┌─ Exercise inputs

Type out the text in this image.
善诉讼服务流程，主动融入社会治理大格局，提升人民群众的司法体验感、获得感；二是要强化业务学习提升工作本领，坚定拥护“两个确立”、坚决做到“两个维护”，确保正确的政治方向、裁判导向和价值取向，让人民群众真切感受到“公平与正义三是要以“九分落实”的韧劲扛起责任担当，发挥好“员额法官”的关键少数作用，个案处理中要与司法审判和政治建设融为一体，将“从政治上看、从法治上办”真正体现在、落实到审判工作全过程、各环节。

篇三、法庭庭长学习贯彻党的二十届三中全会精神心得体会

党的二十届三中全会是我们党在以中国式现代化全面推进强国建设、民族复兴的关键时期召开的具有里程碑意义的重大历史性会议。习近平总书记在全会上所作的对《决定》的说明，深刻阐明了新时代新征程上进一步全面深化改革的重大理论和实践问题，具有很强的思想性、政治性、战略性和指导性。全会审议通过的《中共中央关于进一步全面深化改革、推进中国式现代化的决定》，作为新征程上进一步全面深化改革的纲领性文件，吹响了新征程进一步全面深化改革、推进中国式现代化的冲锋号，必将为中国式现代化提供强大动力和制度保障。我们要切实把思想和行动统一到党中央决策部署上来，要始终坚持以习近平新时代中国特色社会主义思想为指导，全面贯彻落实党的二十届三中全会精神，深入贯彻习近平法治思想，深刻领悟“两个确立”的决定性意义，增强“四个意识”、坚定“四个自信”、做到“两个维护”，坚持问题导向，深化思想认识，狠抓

└─
┌─ Exercise inputs

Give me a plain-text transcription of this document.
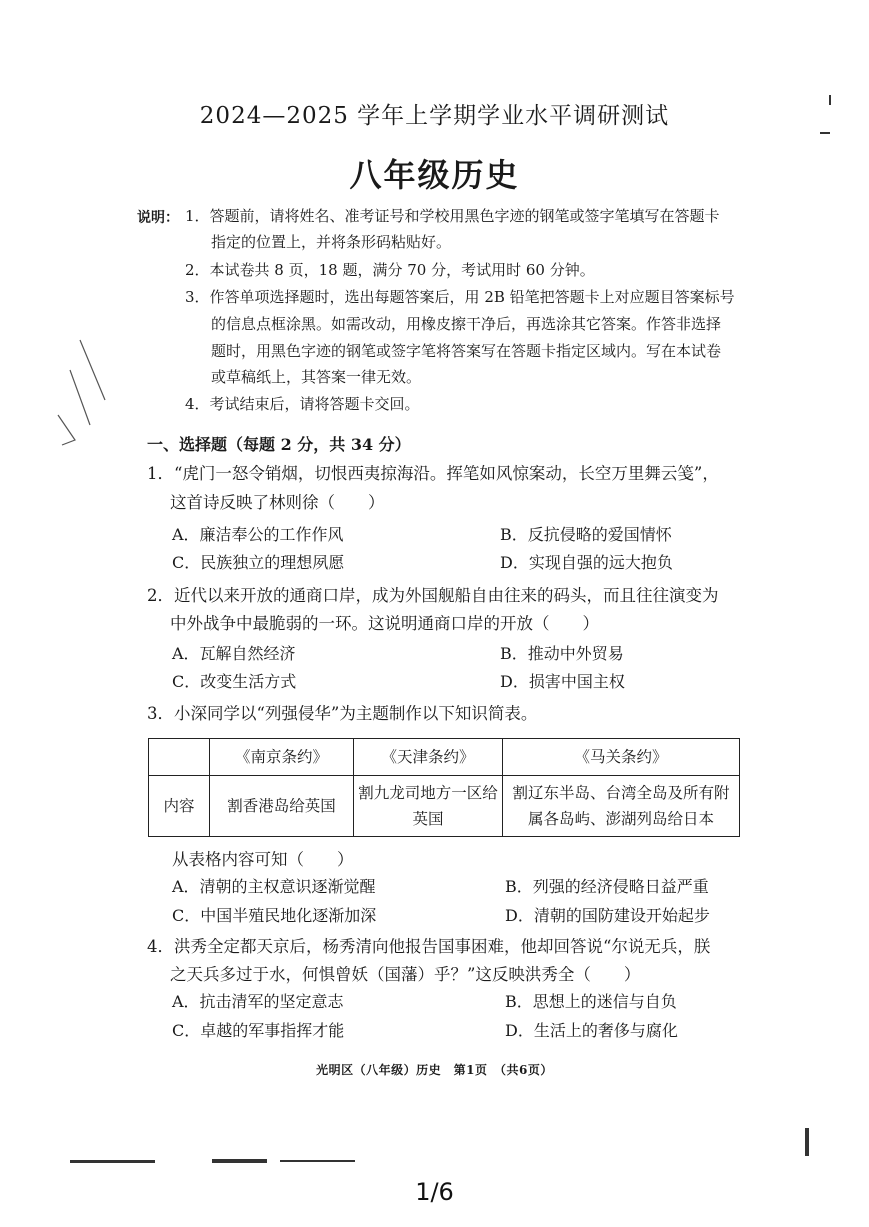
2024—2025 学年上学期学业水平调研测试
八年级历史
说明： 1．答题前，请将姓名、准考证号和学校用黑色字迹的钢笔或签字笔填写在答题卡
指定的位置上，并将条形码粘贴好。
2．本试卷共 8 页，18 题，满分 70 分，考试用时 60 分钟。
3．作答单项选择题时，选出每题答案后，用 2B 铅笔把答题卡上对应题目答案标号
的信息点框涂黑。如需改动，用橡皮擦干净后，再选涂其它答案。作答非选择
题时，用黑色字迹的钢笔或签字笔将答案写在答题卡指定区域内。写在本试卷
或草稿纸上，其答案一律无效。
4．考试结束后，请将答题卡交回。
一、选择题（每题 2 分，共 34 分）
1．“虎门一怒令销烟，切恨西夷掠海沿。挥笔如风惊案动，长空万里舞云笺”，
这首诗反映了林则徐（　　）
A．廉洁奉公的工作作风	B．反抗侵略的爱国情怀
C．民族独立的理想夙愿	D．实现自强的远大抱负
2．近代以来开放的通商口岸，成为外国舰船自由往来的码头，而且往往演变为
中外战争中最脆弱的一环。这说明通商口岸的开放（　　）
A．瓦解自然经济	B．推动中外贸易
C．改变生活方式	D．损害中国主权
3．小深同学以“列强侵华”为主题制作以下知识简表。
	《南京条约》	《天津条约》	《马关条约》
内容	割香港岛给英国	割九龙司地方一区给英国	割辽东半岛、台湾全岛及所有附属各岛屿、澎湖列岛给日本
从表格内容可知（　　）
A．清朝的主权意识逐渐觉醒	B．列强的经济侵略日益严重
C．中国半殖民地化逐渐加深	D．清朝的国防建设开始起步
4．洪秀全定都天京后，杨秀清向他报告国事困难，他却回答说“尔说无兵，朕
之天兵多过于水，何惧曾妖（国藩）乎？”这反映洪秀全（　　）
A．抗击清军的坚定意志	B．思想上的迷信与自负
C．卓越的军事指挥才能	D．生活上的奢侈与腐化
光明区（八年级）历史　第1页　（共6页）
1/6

└─

Say how many lines in the records contain the string "两个维护", and say nothing else.

- Exercise answer
2